**Material provided:**
┄┄┄┄┄┄┄┄┄┄┄┄┄┄┄┄┄┄┄┄
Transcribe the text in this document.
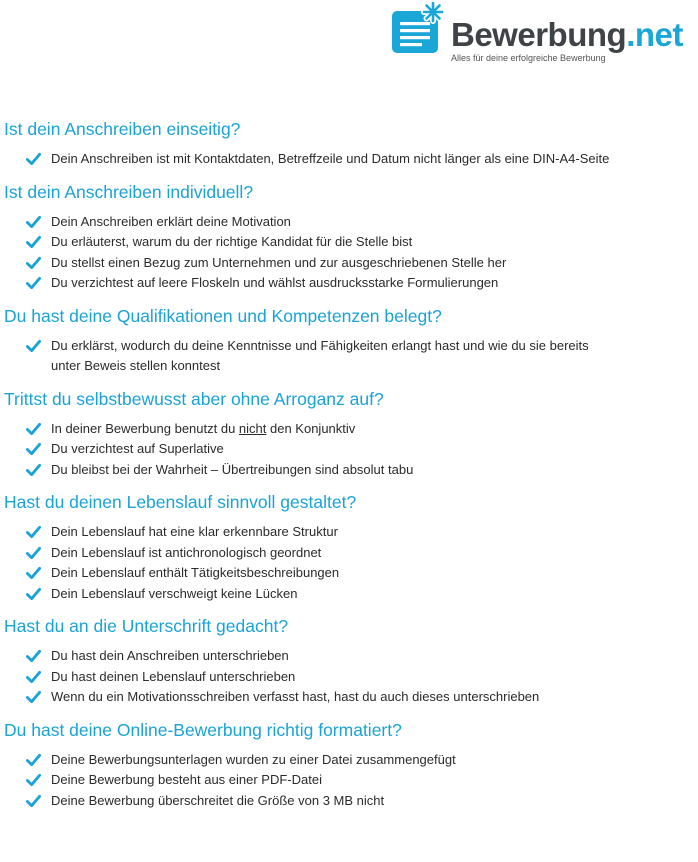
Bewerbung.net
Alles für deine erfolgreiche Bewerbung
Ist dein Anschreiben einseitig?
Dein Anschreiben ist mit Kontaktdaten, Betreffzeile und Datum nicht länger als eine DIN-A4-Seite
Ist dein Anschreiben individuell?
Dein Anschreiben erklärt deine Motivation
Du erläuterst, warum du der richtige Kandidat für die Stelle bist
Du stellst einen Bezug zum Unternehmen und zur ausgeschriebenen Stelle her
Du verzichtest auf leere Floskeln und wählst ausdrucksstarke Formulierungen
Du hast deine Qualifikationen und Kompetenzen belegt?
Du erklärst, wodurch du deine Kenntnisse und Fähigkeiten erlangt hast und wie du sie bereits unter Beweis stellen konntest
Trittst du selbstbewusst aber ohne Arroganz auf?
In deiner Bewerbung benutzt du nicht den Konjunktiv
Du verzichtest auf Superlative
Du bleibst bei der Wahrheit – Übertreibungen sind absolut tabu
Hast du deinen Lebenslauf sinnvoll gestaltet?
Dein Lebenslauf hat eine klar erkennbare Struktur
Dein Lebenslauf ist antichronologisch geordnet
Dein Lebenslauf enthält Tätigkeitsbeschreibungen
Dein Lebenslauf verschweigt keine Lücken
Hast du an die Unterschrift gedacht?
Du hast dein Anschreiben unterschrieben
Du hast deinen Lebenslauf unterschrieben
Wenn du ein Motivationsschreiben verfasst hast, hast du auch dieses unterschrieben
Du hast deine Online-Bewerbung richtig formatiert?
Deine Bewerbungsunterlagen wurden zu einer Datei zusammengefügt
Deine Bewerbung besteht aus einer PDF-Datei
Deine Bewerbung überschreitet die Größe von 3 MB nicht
┄┄┄┄┄┄┄┄┄┄┄┄┄┄┄┄┄┄┄┄
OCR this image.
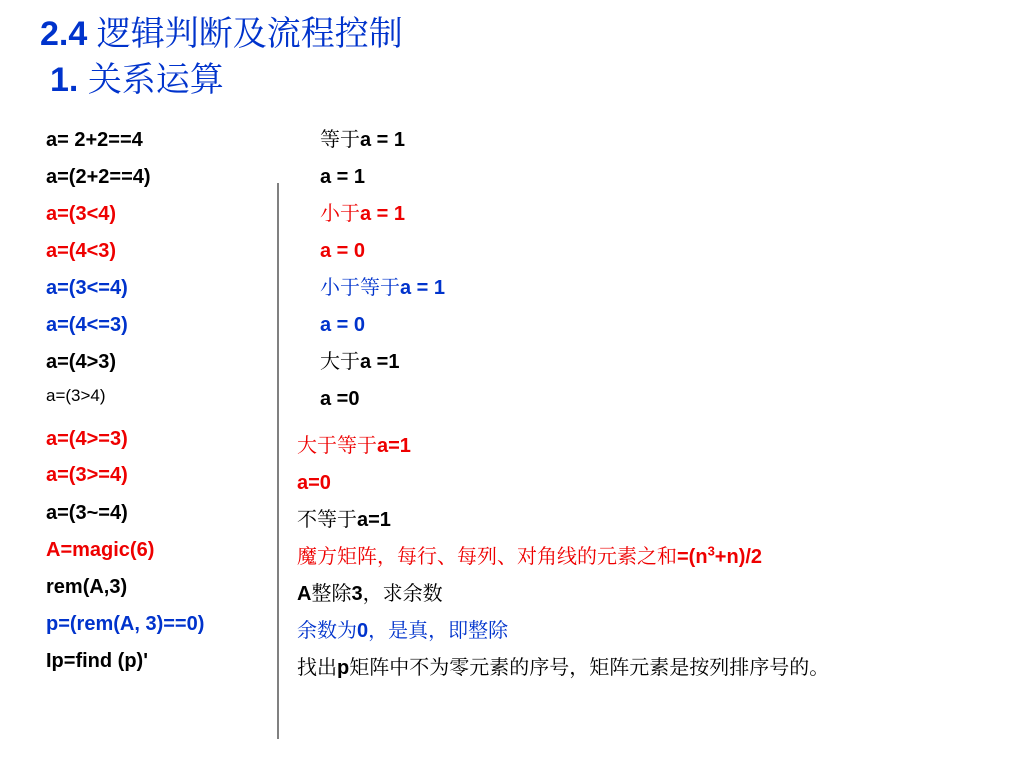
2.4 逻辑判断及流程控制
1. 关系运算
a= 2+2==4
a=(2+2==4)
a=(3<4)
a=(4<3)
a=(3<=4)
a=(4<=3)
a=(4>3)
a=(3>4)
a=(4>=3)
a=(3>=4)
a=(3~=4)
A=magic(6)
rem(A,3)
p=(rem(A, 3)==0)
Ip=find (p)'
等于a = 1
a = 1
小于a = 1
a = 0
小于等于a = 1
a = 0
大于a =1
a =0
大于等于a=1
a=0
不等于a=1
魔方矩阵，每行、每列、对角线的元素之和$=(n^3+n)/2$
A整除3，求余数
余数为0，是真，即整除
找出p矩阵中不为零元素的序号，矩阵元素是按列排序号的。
┄┄┄┄┄┄┄┄┄┄┄┄┄┄┄┄┄┄┄┄
**Problem details:** Looking at the records above, work out how many lines include the string "deinen". Give the number and nothing else.

**Answer below:** 2